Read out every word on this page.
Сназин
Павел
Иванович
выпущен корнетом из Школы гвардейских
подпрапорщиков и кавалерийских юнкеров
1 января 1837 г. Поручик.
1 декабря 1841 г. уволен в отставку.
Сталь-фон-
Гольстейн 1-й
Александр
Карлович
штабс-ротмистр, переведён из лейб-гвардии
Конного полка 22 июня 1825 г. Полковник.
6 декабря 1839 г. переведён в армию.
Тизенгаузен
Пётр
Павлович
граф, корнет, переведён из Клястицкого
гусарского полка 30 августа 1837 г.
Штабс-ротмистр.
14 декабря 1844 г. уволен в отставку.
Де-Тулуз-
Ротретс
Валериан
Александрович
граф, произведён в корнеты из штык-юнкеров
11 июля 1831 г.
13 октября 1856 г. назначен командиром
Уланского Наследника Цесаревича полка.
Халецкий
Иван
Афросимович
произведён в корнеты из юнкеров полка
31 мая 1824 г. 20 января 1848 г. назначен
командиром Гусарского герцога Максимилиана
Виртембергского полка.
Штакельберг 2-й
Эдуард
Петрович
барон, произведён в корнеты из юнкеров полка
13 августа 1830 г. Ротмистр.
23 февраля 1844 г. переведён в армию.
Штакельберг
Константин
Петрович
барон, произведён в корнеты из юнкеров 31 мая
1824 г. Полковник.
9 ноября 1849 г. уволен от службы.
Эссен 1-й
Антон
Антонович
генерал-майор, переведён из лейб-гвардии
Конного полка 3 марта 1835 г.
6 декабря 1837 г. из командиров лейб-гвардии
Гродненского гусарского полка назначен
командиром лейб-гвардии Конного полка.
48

---

**OBJECTIVE**
From the data above, pick out each line containing "августа" and copy it.

**SOLUTION**
гусарского полка 30 августа 1837 г.
13 августа 1830 г. Ротмистр.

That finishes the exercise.